> REQUIRED WORK
Print every line of the listing exactly, please.
........
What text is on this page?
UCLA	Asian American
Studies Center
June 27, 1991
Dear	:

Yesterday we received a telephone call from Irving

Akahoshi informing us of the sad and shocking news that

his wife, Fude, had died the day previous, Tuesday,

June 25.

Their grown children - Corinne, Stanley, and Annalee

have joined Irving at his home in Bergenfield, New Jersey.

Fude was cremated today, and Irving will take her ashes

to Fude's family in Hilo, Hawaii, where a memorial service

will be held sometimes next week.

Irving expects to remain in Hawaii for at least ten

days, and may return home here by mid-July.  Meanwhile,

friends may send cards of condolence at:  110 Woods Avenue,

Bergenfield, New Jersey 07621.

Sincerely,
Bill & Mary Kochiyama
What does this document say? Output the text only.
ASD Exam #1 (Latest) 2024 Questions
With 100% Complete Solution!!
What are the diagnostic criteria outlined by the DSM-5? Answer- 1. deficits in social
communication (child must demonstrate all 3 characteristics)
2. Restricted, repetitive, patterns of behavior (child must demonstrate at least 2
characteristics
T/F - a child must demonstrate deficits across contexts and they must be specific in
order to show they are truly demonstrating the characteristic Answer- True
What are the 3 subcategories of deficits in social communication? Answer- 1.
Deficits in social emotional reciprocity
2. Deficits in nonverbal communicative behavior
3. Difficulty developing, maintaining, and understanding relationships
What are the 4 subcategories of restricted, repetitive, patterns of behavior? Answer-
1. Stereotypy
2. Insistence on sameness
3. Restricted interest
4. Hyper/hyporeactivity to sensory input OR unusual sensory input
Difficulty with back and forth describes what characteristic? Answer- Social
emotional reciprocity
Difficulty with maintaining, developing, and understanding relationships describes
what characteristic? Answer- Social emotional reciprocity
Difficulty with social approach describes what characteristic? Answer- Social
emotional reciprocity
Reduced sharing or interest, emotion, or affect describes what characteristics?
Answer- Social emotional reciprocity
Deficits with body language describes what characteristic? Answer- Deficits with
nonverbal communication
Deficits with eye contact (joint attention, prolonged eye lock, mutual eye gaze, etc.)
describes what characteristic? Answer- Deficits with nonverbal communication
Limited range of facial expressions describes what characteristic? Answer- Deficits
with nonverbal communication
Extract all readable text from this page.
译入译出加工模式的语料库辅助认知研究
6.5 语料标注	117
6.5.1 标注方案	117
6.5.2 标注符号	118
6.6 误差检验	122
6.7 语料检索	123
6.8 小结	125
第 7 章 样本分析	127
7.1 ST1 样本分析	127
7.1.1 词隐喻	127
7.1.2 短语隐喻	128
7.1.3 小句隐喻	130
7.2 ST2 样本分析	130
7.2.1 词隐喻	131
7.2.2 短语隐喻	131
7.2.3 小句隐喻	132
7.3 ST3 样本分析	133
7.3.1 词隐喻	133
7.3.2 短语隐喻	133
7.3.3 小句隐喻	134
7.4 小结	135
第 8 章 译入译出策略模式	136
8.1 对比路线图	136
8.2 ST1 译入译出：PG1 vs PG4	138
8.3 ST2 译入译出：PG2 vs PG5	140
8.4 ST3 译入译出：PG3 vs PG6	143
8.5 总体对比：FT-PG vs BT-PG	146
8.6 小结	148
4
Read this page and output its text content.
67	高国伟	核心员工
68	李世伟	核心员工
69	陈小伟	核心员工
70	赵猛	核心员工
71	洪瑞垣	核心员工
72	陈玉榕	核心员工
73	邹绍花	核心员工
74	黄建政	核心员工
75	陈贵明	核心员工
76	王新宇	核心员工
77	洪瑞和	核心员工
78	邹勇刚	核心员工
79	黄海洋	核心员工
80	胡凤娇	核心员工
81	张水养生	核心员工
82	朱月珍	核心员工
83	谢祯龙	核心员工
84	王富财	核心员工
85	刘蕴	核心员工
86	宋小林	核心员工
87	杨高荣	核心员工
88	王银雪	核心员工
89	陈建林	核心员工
........
> WRITTEN RESPONSE
What text is on this page?
UCLA	Asian American
Studies Center
June 27, 1991
Dear	:

Yesterday we received a telephone call from Irving

Akahoshi informing us of the sad and shocking news that

his wife, Fude, had died the day previous, Tuesday,

June 25.

Their grown children - Corinne, Stanley, and Annalee

have joined Irving at his home in Bergenfield, New Jersey.

Fude was cremated today, and Irving will take her ashes

to Fude's family in Hilo, Hawaii, where a memorial service

will be held sometimes next week.

Irving expects to remain in Hawaii for at least ten

days, and may return home here by mid-July.  Meanwhile,

friends may send cards of condolence at:  110 Woods Avenue,

Bergenfield, New Jersey 07621.

Sincerely,
Bill & Mary Kochiyama
What does this document say? Output the text only.
ASD Exam #1 (Latest) 2024 Questions
With 100% Complete Solution!!
What are the diagnostic criteria outlined by the DSM-5? Answer- 1. deficits in social
communication (child must demonstrate all 3 characteristics)
2. Restricted, repetitive, patterns of behavior (child must demonstrate at least 2
characteristics
T/F - a child must demonstrate deficits across contexts and they must be specific in
order to show they are truly demonstrating the characteristic Answer- True
What are the 3 subcategories of deficits in social communication? Answer- 1.
Deficits in social emotional reciprocity
2. Deficits in nonverbal communicative behavior
3. Difficulty developing, maintaining, and understanding relationships
What are the 4 subcategories of restricted, repetitive, patterns of behavior? Answer-
1. Stereotypy
2. Insistence on sameness
3. Restricted interest
4. Hyper/hyporeactivity to sensory input OR unusual sensory input
Difficulty with back and forth describes what characteristic? Answer- Social
emotional reciprocity
Difficulty with maintaining, developing, and understanding relationships describes
what characteristic? Answer- Social emotional reciprocity
Difficulty with social approach describes what characteristic? Answer- Social
emotional reciprocity
Reduced sharing or interest, emotion, or affect describes what characteristics?
Answer- Social emotional reciprocity
Deficits with body language describes what characteristic? Answer- Deficits with
nonverbal communication
Deficits with eye contact (joint attention, prolonged eye lock, mutual eye gaze, etc.)
describes what characteristic? Answer- Deficits with nonverbal communication
Limited range of facial expressions describes what characteristic? Answer- Deficits
with nonverbal communication
Extract all readable text from this page.
译入译出加工模式的语料库辅助认知研究
6.5 语料标注	117
6.5.1 标注方案	117
6.5.2 标注符号	118
6.6 误差检验	122
6.7 语料检索	123
6.8 小结	125
第 7 章 样本分析	127
7.1 ST1 样本分析	127
7.1.1 词隐喻	127
7.1.2 短语隐喻	128
7.1.3 小句隐喻	130
7.2 ST2 样本分析	130
7.2.1 词隐喻	131
7.2.2 短语隐喻	131
7.2.3 小句隐喻	132
7.3 ST3 样本分析	133
7.3.1 词隐喻	133
7.3.2 短语隐喻	133
7.3.3 小句隐喻	134
7.4 小结	135
第 8 章 译入译出策略模式	136
8.1 对比路线图	136
8.2 ST1 译入译出：PG1 vs PG4	138
8.3 ST2 译入译出：PG2 vs PG5	140
8.4 ST3 译入译出：PG3 vs PG6	143
8.5 总体对比：FT-PG vs BT-PG	146
8.6 小结	148
4
Read this page and output its text content.
67	高国伟	核心员工
68	李世伟	核心员工
69	陈小伟	核心员工
70	赵猛	核心员工
71	洪瑞垣	核心员工
72	陈玉榕	核心员工
73	邹绍花	核心员工
74	黄建政	核心员工
75	陈贵明	核心员工
76	王新宇	核心员工
77	洪瑞和	核心员工
78	邹勇刚	核心员工
79	黄海洋	核心员工
80	胡凤娇	核心员工
81	张水养生	核心员工
82	朱月珍	核心员工
83	谢祯龙	核心员工
84	王富财	核心员工
85	刘蕴	核心员工
86	宋小林	核心员工
87	杨高荣	核心员工
88	王银雪	核心员工
89	陈建林	核心员工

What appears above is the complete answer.